▽
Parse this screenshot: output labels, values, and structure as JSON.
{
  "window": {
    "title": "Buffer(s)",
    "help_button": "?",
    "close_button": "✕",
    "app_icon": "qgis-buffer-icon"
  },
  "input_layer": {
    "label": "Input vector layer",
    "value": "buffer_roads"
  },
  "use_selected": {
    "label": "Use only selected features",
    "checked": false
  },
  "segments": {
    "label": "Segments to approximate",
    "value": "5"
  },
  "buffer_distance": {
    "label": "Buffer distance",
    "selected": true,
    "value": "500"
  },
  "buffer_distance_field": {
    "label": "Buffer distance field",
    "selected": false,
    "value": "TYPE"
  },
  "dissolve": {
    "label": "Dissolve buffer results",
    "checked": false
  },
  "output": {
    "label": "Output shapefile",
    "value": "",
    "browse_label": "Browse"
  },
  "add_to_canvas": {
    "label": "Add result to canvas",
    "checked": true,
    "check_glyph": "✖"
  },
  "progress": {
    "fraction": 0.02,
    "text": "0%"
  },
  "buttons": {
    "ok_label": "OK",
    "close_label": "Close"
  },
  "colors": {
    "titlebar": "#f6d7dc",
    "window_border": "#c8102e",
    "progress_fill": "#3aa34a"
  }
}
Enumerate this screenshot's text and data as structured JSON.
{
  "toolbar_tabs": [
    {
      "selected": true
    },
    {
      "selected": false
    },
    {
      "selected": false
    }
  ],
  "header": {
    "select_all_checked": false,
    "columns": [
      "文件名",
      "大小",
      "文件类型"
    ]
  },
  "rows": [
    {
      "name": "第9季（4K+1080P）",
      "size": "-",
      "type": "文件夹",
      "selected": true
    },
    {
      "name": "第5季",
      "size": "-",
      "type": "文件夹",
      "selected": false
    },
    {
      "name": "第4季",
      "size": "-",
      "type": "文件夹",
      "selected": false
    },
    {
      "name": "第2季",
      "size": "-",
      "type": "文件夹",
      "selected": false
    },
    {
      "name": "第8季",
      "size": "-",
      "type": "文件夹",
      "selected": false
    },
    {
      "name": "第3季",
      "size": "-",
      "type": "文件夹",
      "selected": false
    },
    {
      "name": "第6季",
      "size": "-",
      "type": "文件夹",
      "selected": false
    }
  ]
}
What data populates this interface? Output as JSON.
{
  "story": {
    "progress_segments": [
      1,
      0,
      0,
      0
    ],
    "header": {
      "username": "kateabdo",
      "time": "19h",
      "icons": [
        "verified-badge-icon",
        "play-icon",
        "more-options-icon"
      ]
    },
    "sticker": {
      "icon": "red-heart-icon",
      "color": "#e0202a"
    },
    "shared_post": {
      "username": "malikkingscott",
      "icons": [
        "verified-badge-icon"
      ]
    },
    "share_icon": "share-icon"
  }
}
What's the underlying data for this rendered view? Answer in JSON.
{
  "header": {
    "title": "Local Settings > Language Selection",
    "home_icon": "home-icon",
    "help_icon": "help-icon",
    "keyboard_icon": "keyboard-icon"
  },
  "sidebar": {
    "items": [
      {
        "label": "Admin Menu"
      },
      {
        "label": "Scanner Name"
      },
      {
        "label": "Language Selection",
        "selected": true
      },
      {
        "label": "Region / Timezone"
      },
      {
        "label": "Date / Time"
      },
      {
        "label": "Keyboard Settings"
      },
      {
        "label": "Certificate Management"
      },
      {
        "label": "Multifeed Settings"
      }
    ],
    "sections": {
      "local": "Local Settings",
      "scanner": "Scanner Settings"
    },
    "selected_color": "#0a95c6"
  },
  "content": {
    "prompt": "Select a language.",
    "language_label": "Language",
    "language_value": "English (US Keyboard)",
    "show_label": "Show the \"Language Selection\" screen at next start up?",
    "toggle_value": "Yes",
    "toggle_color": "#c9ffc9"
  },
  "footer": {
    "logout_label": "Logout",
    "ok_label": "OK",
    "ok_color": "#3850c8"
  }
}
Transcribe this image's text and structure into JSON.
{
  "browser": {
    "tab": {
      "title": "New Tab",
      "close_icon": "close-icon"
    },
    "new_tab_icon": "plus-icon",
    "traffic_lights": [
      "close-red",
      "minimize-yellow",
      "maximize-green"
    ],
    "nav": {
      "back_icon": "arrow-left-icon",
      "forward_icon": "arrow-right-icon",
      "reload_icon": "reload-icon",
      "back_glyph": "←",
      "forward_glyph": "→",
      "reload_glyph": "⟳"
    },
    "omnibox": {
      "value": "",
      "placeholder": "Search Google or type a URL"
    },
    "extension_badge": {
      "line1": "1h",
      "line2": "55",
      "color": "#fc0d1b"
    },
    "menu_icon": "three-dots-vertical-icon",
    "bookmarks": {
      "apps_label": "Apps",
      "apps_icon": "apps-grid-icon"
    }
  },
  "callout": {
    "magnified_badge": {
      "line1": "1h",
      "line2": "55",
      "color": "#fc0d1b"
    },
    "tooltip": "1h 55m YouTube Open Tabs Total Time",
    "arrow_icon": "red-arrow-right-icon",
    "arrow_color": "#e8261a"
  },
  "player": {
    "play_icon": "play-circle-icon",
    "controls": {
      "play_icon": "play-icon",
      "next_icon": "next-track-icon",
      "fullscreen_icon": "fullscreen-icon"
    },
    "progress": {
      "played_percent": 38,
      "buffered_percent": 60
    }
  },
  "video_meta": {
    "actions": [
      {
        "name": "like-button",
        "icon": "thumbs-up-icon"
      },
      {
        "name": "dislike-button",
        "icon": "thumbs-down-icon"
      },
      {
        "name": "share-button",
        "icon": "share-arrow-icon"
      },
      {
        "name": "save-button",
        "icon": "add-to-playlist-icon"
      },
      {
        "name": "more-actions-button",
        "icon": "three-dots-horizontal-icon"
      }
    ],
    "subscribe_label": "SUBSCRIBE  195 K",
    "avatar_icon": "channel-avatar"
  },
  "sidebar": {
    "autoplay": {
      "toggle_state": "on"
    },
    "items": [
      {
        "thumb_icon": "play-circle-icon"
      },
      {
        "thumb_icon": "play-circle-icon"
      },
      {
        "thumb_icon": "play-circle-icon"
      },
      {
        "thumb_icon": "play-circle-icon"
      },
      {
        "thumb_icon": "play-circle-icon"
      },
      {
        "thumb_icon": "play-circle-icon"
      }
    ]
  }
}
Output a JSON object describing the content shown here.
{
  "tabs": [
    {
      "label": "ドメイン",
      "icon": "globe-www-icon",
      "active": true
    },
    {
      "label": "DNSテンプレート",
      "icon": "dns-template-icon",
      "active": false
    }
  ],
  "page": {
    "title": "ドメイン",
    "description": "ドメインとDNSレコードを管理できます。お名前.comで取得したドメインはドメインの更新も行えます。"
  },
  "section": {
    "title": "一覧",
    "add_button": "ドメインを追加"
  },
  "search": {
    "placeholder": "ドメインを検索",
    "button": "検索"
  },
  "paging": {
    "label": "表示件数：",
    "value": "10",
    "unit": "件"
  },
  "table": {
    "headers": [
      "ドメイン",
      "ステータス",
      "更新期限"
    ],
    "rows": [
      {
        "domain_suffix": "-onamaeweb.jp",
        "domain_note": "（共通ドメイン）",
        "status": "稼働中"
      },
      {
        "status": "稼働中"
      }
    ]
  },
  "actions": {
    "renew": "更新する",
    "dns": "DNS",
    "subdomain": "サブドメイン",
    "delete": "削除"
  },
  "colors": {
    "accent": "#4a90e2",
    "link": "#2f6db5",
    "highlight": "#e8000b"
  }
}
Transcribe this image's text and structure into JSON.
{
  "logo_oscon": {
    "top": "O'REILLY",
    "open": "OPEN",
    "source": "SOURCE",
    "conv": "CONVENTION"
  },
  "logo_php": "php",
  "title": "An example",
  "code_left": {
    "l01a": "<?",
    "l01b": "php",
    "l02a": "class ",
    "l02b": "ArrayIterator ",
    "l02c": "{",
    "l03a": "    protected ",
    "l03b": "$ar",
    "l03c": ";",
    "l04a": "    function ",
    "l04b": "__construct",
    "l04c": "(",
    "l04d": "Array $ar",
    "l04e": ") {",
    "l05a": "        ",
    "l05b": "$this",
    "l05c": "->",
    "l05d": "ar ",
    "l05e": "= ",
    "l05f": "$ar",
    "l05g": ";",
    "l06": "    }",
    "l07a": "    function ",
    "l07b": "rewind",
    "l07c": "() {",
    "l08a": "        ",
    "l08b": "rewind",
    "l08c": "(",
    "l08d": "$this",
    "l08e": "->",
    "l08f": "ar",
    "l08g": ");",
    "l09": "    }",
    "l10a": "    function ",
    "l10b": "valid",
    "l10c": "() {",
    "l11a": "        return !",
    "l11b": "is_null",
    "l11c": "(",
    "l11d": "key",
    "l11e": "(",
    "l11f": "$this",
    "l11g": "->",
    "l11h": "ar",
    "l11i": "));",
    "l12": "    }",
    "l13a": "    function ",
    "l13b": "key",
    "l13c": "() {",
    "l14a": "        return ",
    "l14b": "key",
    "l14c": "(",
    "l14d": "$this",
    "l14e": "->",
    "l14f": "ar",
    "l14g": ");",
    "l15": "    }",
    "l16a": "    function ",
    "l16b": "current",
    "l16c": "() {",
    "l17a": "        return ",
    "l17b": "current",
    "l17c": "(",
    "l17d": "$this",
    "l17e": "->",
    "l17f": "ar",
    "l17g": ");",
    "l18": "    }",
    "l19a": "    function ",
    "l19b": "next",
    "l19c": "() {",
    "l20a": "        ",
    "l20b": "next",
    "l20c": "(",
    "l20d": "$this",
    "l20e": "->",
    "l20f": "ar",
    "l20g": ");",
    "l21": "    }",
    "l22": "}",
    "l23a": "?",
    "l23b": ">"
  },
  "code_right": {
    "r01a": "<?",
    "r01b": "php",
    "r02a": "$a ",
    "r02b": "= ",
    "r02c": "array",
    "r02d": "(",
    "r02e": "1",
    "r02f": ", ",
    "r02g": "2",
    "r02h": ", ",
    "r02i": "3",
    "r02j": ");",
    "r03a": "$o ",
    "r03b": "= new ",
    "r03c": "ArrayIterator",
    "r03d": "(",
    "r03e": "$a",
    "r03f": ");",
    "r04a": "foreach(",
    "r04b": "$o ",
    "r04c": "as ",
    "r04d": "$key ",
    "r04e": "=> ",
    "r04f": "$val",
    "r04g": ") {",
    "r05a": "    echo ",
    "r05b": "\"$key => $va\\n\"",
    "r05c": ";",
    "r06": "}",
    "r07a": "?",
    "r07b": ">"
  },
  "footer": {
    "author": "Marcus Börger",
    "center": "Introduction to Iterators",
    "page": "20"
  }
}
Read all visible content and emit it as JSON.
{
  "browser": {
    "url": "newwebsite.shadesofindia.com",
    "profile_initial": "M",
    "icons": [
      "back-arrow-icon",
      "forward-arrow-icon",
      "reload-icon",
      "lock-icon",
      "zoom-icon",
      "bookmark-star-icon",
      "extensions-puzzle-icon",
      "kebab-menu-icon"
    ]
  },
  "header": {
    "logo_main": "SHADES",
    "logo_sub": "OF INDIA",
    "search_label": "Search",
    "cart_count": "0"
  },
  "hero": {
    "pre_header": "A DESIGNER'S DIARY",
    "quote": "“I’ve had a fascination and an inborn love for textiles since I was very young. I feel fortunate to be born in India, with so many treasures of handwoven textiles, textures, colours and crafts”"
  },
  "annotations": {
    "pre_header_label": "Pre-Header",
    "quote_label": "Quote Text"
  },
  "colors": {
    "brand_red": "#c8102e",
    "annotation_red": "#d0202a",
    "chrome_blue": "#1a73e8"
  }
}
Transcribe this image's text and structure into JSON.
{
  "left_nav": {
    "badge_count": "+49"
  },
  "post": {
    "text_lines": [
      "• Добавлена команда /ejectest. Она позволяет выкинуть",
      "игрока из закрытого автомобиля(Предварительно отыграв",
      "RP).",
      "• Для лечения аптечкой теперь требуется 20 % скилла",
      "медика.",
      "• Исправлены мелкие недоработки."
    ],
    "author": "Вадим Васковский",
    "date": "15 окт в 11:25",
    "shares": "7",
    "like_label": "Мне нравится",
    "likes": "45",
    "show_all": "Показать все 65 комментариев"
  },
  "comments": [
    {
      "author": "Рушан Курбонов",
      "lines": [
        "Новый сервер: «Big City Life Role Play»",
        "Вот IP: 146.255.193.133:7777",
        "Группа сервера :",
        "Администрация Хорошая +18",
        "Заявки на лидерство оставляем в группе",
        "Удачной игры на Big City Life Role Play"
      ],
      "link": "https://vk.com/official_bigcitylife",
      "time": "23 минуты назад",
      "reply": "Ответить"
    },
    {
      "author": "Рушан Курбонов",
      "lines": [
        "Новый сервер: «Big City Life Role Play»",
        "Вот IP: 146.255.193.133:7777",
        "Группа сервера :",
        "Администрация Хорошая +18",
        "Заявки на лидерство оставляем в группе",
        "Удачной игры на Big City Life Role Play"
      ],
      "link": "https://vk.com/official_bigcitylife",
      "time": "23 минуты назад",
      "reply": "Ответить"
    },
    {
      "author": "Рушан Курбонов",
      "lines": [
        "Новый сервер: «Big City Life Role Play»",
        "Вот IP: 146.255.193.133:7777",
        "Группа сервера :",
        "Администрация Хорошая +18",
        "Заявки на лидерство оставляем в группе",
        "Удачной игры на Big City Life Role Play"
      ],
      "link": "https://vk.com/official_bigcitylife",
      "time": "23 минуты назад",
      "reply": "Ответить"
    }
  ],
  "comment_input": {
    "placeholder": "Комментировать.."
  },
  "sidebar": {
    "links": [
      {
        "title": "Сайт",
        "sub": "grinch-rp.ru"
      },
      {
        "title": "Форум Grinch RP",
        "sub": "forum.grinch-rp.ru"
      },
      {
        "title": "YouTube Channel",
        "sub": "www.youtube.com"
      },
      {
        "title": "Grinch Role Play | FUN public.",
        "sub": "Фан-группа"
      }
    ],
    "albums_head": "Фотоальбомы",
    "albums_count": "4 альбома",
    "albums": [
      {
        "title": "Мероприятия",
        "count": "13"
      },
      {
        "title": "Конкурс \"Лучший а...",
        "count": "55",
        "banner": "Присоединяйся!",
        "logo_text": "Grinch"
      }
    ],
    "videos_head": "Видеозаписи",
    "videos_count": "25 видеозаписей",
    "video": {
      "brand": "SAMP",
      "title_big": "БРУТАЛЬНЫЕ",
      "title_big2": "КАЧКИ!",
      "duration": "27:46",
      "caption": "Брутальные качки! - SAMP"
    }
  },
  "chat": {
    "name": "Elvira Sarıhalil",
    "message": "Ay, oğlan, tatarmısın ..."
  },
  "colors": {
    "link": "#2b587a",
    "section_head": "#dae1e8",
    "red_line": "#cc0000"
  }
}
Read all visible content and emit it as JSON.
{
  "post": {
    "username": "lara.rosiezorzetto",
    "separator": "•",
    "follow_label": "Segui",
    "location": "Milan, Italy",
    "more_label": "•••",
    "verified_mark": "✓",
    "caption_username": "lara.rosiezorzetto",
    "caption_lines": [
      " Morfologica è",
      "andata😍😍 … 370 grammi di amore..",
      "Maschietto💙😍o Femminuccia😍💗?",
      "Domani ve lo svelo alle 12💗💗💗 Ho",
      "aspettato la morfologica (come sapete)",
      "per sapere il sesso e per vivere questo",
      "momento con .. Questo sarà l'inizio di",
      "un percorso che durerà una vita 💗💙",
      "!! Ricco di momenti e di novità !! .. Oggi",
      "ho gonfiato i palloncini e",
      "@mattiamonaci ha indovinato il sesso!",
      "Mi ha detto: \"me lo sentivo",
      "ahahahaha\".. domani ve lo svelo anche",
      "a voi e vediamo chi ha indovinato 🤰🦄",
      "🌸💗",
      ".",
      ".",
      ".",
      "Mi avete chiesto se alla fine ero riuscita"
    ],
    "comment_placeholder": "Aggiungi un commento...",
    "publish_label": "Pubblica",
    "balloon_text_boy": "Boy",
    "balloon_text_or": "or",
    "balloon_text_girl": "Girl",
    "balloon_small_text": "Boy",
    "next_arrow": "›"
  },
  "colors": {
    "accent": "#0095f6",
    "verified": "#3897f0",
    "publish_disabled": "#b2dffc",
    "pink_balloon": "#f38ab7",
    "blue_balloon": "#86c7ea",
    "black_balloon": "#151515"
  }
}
△
▸ Problem
Read the entries above, then pull out the lines that include "return".

▸ Solution for this task
    "l11a": "        return !",
    "l14a": "        return ",
    "l17a": "        return ",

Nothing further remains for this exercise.